Exercise
Search the listing below for the word "this" and copy each line that holds it.

Records shown
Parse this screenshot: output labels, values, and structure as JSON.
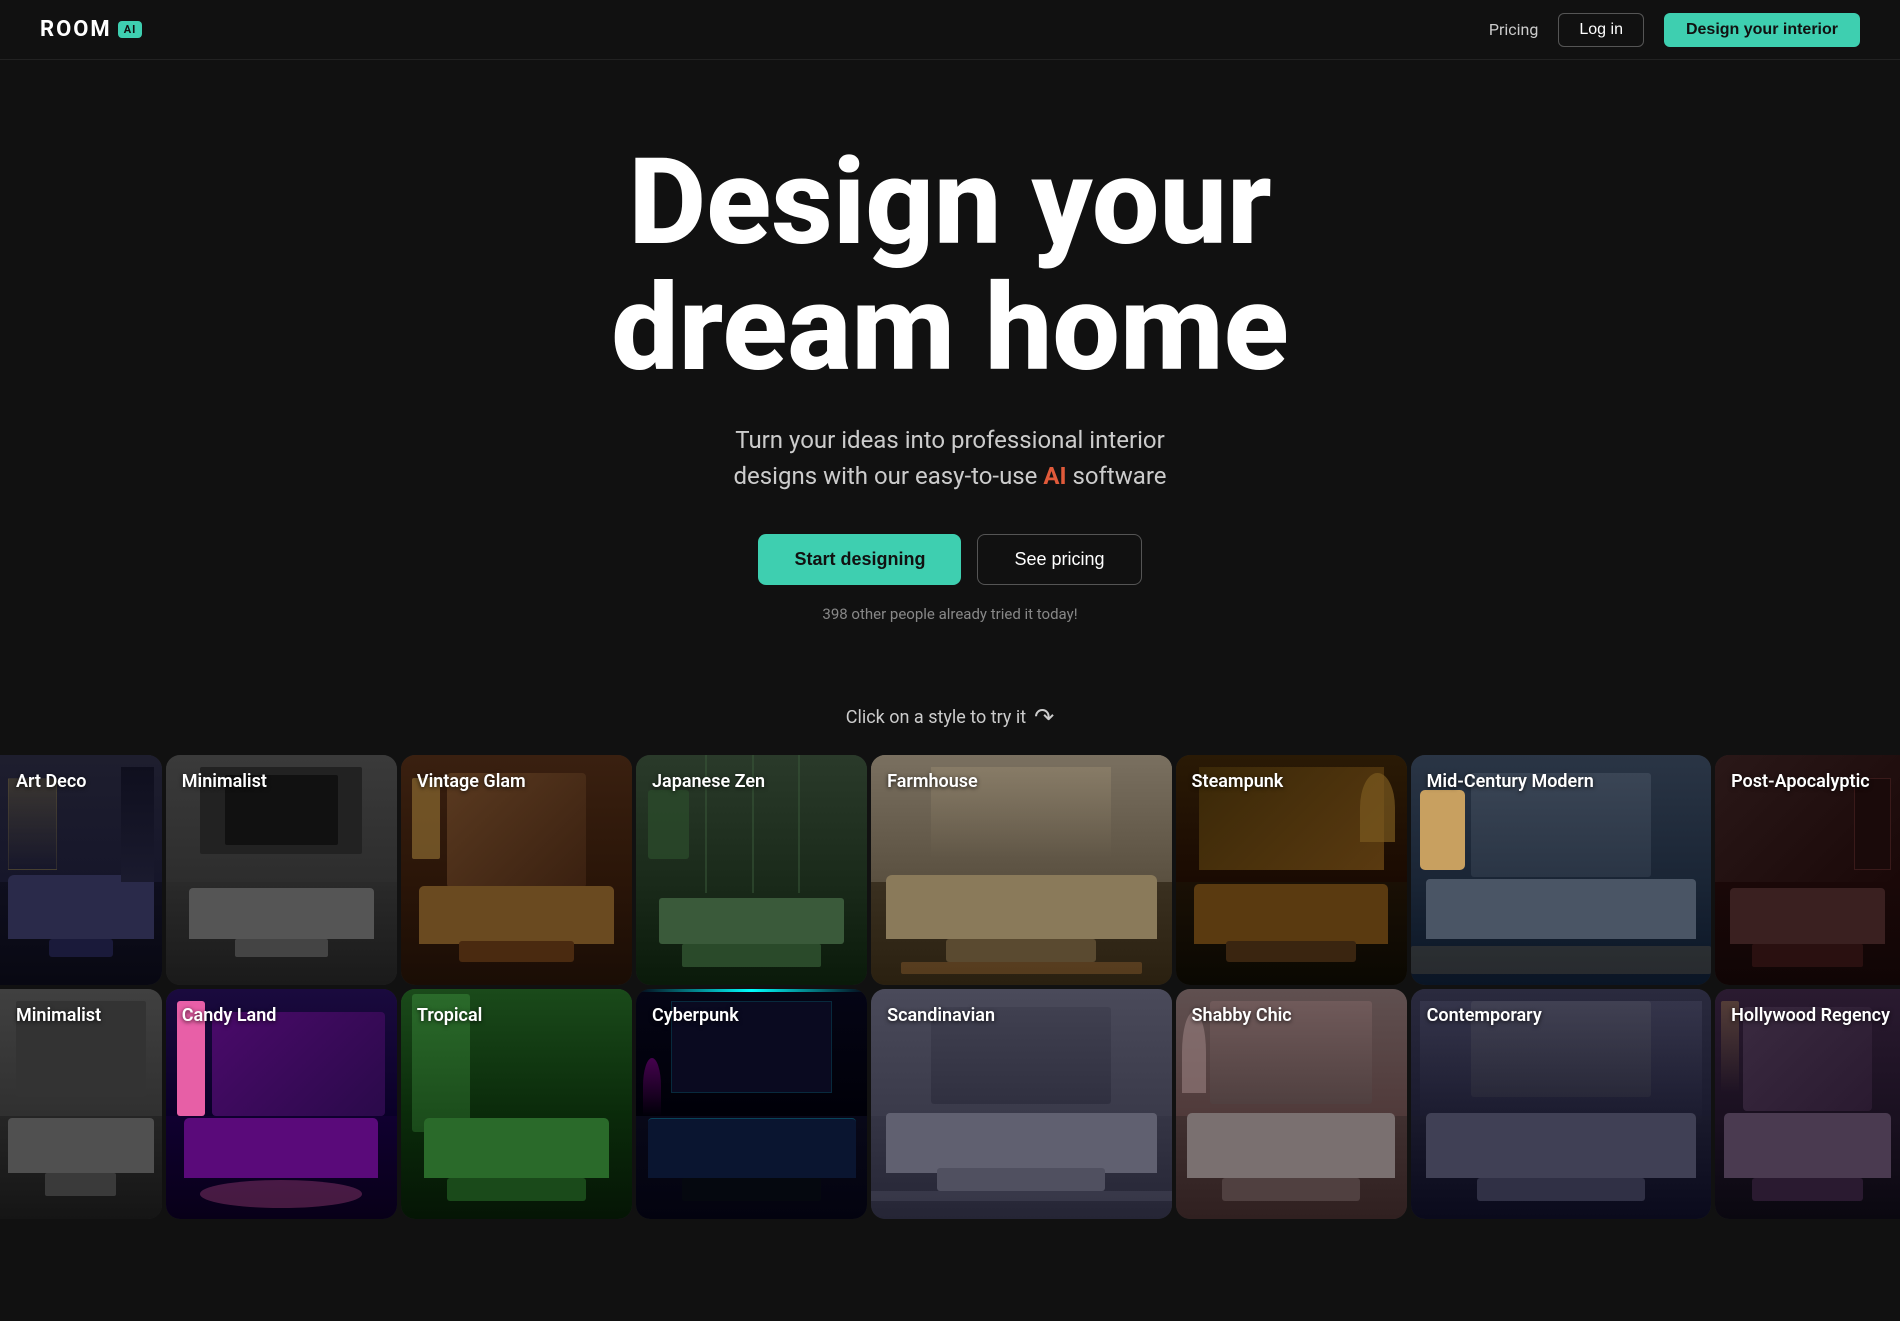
{
  "nav": {
    "logo_text": "ROOM",
    "logo_badge": "AI",
    "pricing_label": "Pricing",
    "login_label": "Log in",
    "cta_label": "Design your interior"
  },
  "hero": {
    "title_line1": "Design your",
    "title_line2": "dream home",
    "subtitle_part1": "Turn your ideas into professional interior",
    "subtitle_part2": "designs with our easy-to-use",
    "subtitle_ai": "AI",
    "subtitle_part3": "software",
    "btn_start": "Start designing",
    "btn_pricing": "See pricing",
    "social_proof": "398 other people already tried it today!"
  },
  "styles_section": {
    "hint_text": "Click on a style to try it",
    "row1": [
      {
        "id": "art-deco",
        "label": "Art Deco",
        "partial": "left"
      },
      {
        "id": "minimalist",
        "label": "Minimalist",
        "partial": ""
      },
      {
        "id": "vintage-glam",
        "label": "Vintage Glam",
        "partial": ""
      },
      {
        "id": "japanese-zen",
        "label": "Japanese Zen",
        "partial": ""
      },
      {
        "id": "farmhouse",
        "label": "Farmhouse",
        "partial": ""
      },
      {
        "id": "steampunk",
        "label": "Steampunk",
        "partial": ""
      },
      {
        "id": "mid-century-modern",
        "label": "Mid-Century Modern",
        "partial": ""
      },
      {
        "id": "post-apocalyptic",
        "label": "Post-Apocalyptic",
        "partial": "right"
      }
    ],
    "row2": [
      {
        "id": "minimalist2",
        "label": "Minimalist",
        "partial": "left"
      },
      {
        "id": "candy-land",
        "label": "Candy Land",
        "partial": ""
      },
      {
        "id": "tropical",
        "label": "Tropical",
        "partial": ""
      },
      {
        "id": "cyberpunk",
        "label": "Cyberpunk",
        "partial": ""
      },
      {
        "id": "scandinavian",
        "label": "Scandinavian",
        "partial": ""
      },
      {
        "id": "shabby-chic",
        "label": "Shabby Chic",
        "partial": ""
      },
      {
        "id": "contemporary",
        "label": "Contemporary",
        "partial": ""
      },
      {
        "id": "hollywood-regency",
        "label": "Hollywood Regency",
        "partial": "right"
      }
    ]
  },
  "colors": {
    "teal": "#3ecfb0",
    "orange": "#e05a3a",
    "dark_bg": "#111111",
    "border": "#333333"
  },
  "room_styles": {
    "art-deco": {
      "wall": "#1e1e2e",
      "floor": "#0f0f1e",
      "sofa": "#2a2a4a",
      "table": "#1a1a3a",
      "accent1": "#8a7a3a",
      "accent2": "#4a3a8a"
    },
    "minimalist": {
      "wall": "#3a3a3a",
      "floor": "#2a2a2a",
      "sofa": "#4a4a4a",
      "table": "#383838",
      "accent1": "#606060",
      "accent2": "#505050"
    },
    "vintage-glam": {
      "wall": "#3a2010",
      "floor": "#2a1508",
      "sofa": "#5a3a20",
      "table": "#4a2a15",
      "accent1": "#8a6a30",
      "accent2": "#6a4a20"
    },
    "japanese-zen": {
      "wall": "#2a3a2a",
      "floor": "#1a2a1a",
      "sofa": "#3a5a3a",
      "table": "#2a4a2a",
      "accent1": "#5a7a5a",
      "accent2": "#4a6a4a"
    },
    "farmhouse": {
      "wall": "#5a5040",
      "floor": "#3a3025",
      "sofa": "#7a6a4a",
      "table": "#5a4a30",
      "accent1": "#9a8a6a",
      "accent2": "#7a6a4a"
    },
    "steampunk": {
      "wall": "#3a2808",
      "floor": "#1a1208",
      "sofa": "#5a3a10",
      "table": "#3a2808",
      "accent1": "#7a5a20",
      "accent2": "#9a7a30"
    },
    "mid-century-modern": {
      "wall": "#2a3545",
      "floor": "#1a2535",
      "sofa": "#3a4555",
      "table": "#2a3545",
      "accent1": "#c8a060",
      "accent2": "#4a5565"
    },
    "post-apocalyptic": {
      "wall": "#2a1818",
      "floor": "#1a0808",
      "sofa": "#3a2020",
      "table": "#2a1010",
      "accent1": "#5a3a3a",
      "accent2": "#4a2a2a"
    },
    "candy-land": {
      "wall": "#2a1a3e",
      "floor": "#1a0a2e",
      "sofa": "#5a1a7a",
      "table": "#3a0a5a",
      "accent1": "#ff69b4",
      "accent2": "#ff1493"
    },
    "tropical": {
      "wall": "#1a4a1a",
      "floor": "#0a2a0a",
      "sofa": "#2a6a2a",
      "table": "#1a4a1a",
      "accent1": "#3a8a3a",
      "accent2": "#50a050"
    },
    "cyberpunk": {
      "wall": "#0a0a20",
      "floor": "#050510",
      "sofa": "#0a1530",
      "table": "#050a20",
      "accent1": "#00ffff",
      "accent2": "#ff00ff"
    },
    "scandinavian": {
      "wall": "#404050",
      "floor": "#303040",
      "sofa": "#505060",
      "table": "#404050",
      "accent1": "#808090",
      "accent2": "#909090"
    },
    "shabby-chic": {
      "wall": "#5a5050",
      "floor": "#3a3030",
      "sofa": "#7a7070",
      "table": "#5a5050",
      "accent1": "#9a9090",
      "accent2": "#8a8080"
    },
    "contemporary": {
      "wall": "#303045",
      "floor": "#1a1a2c",
      "sofa": "#404055",
      "table": "#303045",
      "accent1": "#606075",
      "accent2": "#505065"
    },
    "hollywood-regency": {
      "wall": "#3a2a40",
      "floor": "#201520",
      "sofa": "#4a3a50",
      "table": "#3a2a40",
      "accent1": "#c8a050",
      "accent2": "#8a6030"
    }
  }
}
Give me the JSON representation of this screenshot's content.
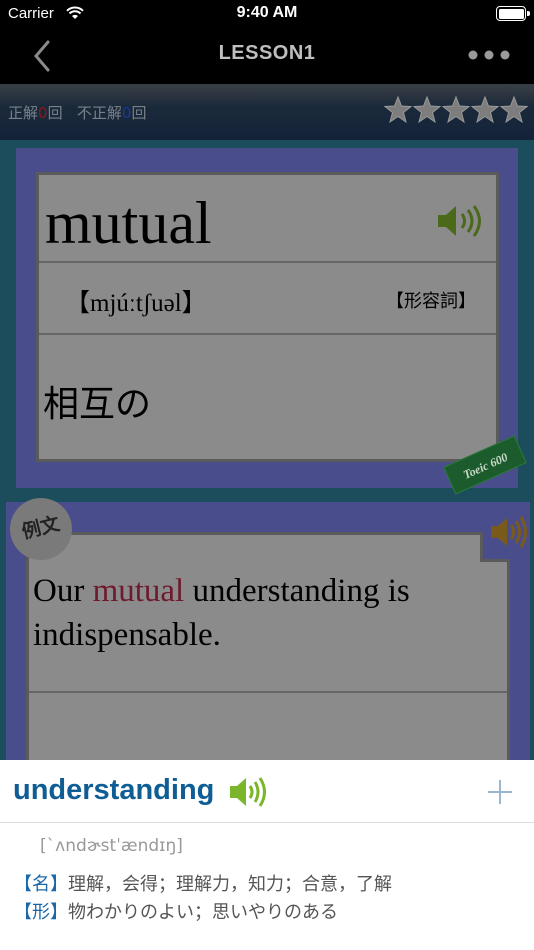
{
  "status": {
    "carrier": "Carrier",
    "time": "9:40 AM"
  },
  "nav": {
    "title": "LESSON1",
    "back_icon": "chevron-left-icon",
    "more_icon": "ellipsis-icon"
  },
  "score": {
    "correct_label": "正解",
    "correct_count": "0",
    "correct_unit": "回",
    "incorrect_label": "不正解",
    "incorrect_count": "0",
    "incorrect_unit": "回",
    "stars_filled": 0,
    "stars_total": 5
  },
  "card": {
    "word": "mutual",
    "pronunciation": "【mjúːtʃuəl】",
    "part_of_speech": "【形容詞】",
    "meaning": "相互の",
    "badge": "Toeic 600"
  },
  "example": {
    "badge": "例文",
    "before": "Our ",
    "highlight": "mutual",
    "after": " understanding is indispensable."
  },
  "popup": {
    "word": "understanding",
    "pronunciation": "[ˋʌndɚstˈændɪŋ]",
    "definitions": [
      {
        "tag": "【名】",
        "text": "理解，会得；理解力，知力；合意，了解"
      },
      {
        "tag": "【形】",
        "text": "物わかりのよい；思いやりのある"
      }
    ]
  },
  "colors": {
    "accent_blue": "#0f5d95",
    "speaker_green": "#7bb62a",
    "speaker_orange": "#f0a020"
  }
}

Exercise solution
Parse this screenshot: output labels, values, and structure as JSON.
Give me the JSON representation of this screenshot's content.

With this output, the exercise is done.